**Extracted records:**
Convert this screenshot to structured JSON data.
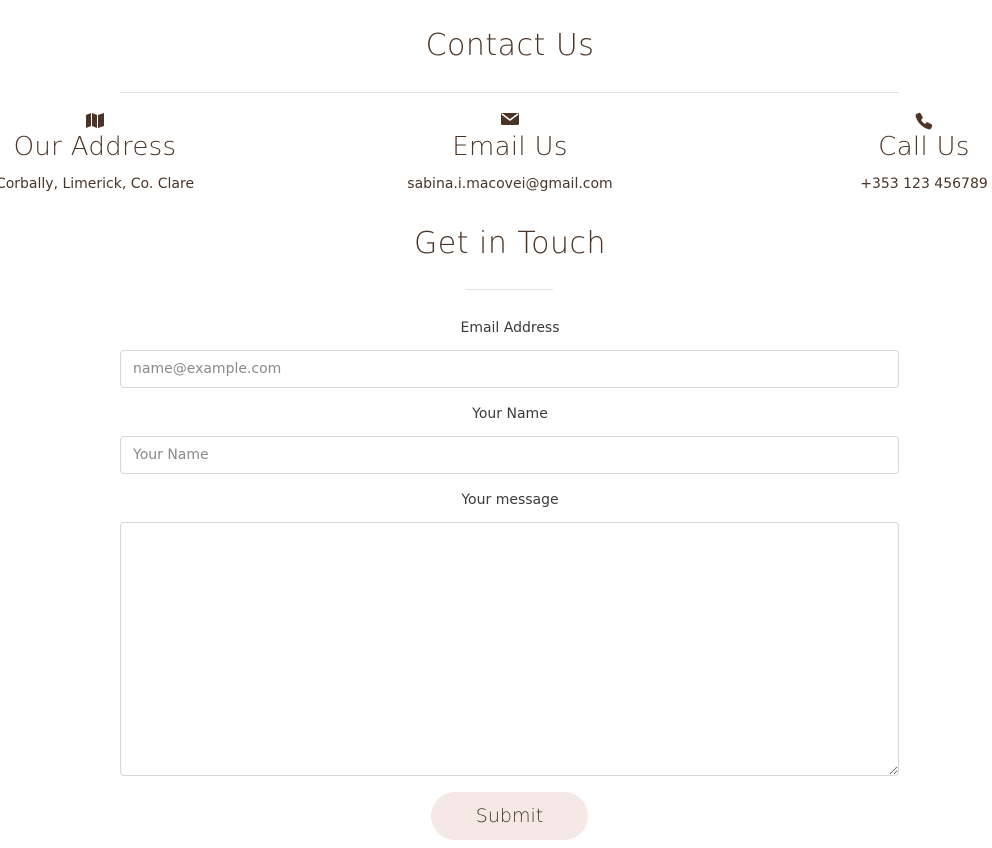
{
  "contact": {
    "title": "Contact Us",
    "columns": [
      {
        "icon": "map-icon",
        "heading": "Our Address",
        "value": "Corbally, Limerick, Co. Clare"
      },
      {
        "icon": "envelope-icon",
        "heading": "Email Us",
        "value": "sabina.i.macovei@gmail.com"
      },
      {
        "icon": "phone-icon",
        "heading": "Call Us",
        "value": "+353 123 456789"
      }
    ]
  },
  "form": {
    "title": "Get in Touch",
    "email_label": "Email Address",
    "email_placeholder": "name@example.com",
    "name_label": "Your Name",
    "name_placeholder": "Your Name",
    "message_label": "Your message",
    "submit_label": "Submit"
  },
  "colors": {
    "text": "#4a3426",
    "button_bg": "#f5e9e5",
    "rule": "#e3e3e3"
  }
}
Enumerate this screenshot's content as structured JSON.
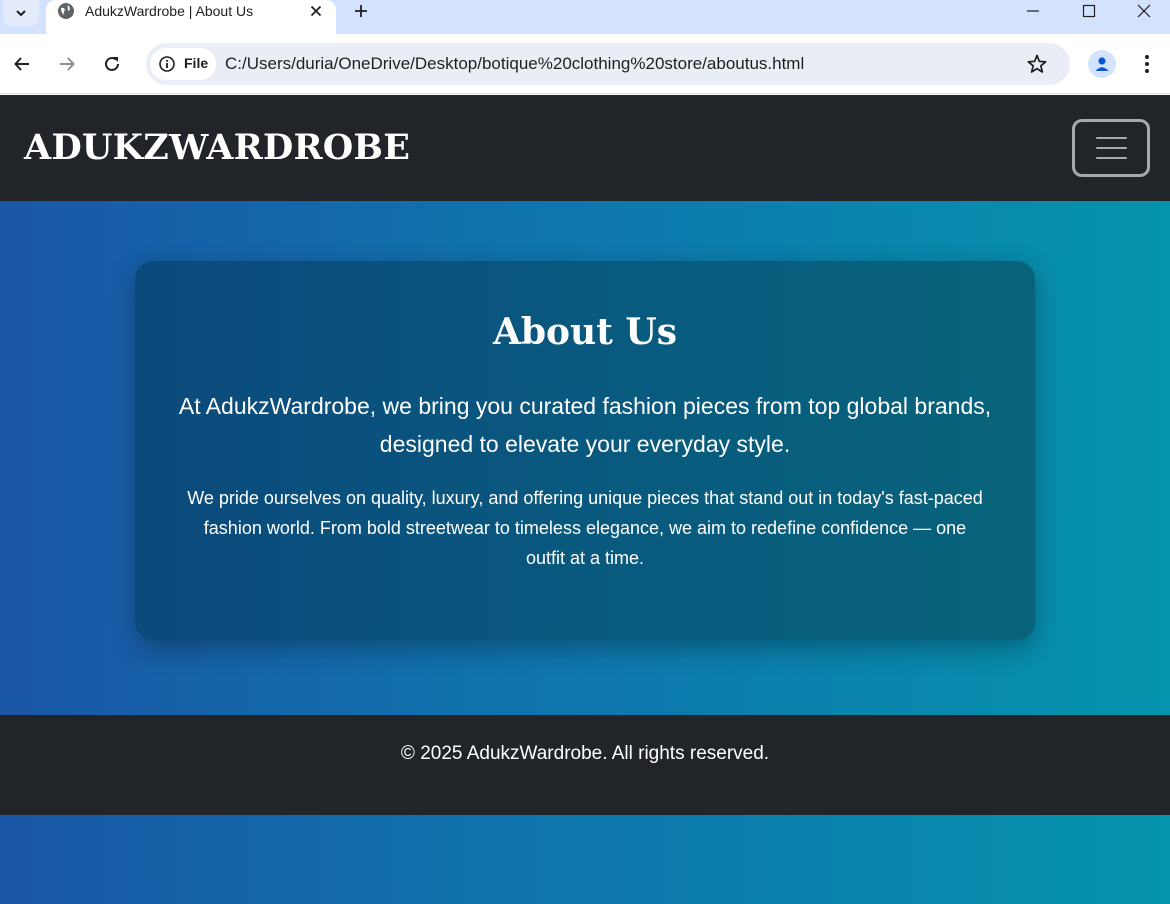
{
  "browser": {
    "tab_title": "AdukzWardrobe | About Us",
    "new_tab_symbol": "+",
    "site_info_label": "File",
    "url": "C:/Users/duria/OneDrive/Desktop/botique%20clothing%20store/aboutus.html",
    "icons": [
      "tab-search-icon",
      "globe-icon",
      "close-icon",
      "plus-icon",
      "minimize-icon",
      "maximize-icon",
      "window-close-icon",
      "back-icon",
      "forward-icon",
      "reload-icon",
      "info-icon",
      "star-icon",
      "profile-icon",
      "more-icon"
    ]
  },
  "navbar": {
    "brand": "ADUKZWARDROBE",
    "toggler_icon": "hamburger-icon"
  },
  "about": {
    "title": "About Us",
    "lead": "At AdukzWardrobe, we bring you curated fashion pieces from top global brands, designed to elevate your everyday style.",
    "body": "We pride ourselves on quality, luxury, and offering unique pieces that stand out in today's fast-paced fashion world. From bold streetwear to timeless elegance, we aim to redefine confidence — one outfit at a time."
  },
  "footer": {
    "text": "© 2025 AdukzWardrobe. All rights reserved."
  },
  "colors": {
    "navbar_bg": "#212429",
    "gradient_start": "#1a57a6",
    "gradient_end": "#0593ad",
    "card_bg": "#095a7f",
    "text": "#ffffff"
  }
}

**YOUR OBJECTIVE:** Every record above should be written out again exactly; the pictures stay out of the copy.

**FINISHED EXERCISE:**
Convert this screenshot to structured JSON data.
{
  "contact": {
    "title": "Contact Us",
    "columns": [
      {
        "icon": "map-icon",
        "heading": "Our Address",
        "value": "Corbally, Limerick, Co. Clare"
      },
      {
        "icon": "envelope-icon",
        "heading": "Email Us",
        "value": "sabina.i.macovei@gmail.com"
      },
      {
        "icon": "phone-icon",
        "heading": "Call Us",
        "value": "+353 123 456789"
      }
    ]
  },
  "form": {
    "title": "Get in Touch",
    "email_label": "Email Address",
    "email_placeholder": "name@example.com",
    "name_label": "Your Name",
    "name_placeholder": "Your Name",
    "message_label": "Your message",
    "submit_label": "Submit"
  },
  "colors": {
    "text": "#4a3426",
    "button_bg": "#f5e9e5",
    "rule": "#e3e3e3"
  }
}
Enumerate this screenshot's content as structured JSON.
{
  "browser": {
    "tab_title": "AdukzWardrobe | About Us",
    "new_tab_symbol": "+",
    "site_info_label": "File",
    "url": "C:/Users/duria/OneDrive/Desktop/botique%20clothing%20store/aboutus.html",
    "icons": [
      "tab-search-icon",
      "globe-icon",
      "close-icon",
      "plus-icon",
      "minimize-icon",
      "maximize-icon",
      "window-close-icon",
      "back-icon",
      "forward-icon",
      "reload-icon",
      "info-icon",
      "star-icon",
      "profile-icon",
      "more-icon"
    ]
  },
  "navbar": {
    "brand": "ADUKZWARDROBE",
    "toggler_icon": "hamburger-icon"
  },
  "about": {
    "title": "About Us",
    "lead": "At AdukzWardrobe, we bring you curated fashion pieces from top global brands, designed to elevate your everyday style.",
    "body": "We pride ourselves on quality, luxury, and offering unique pieces that stand out in today's fast-paced fashion world. From bold streetwear to timeless elegance, we aim to redefine confidence — one outfit at a time."
  },
  "footer": {
    "text": "© 2025 AdukzWardrobe. All rights reserved."
  },
  "colors": {
    "navbar_bg": "#212429",
    "gradient_start": "#1a57a6",
    "gradient_end": "#0593ad",
    "card_bg": "#095a7f",
    "text": "#ffffff"
  }
}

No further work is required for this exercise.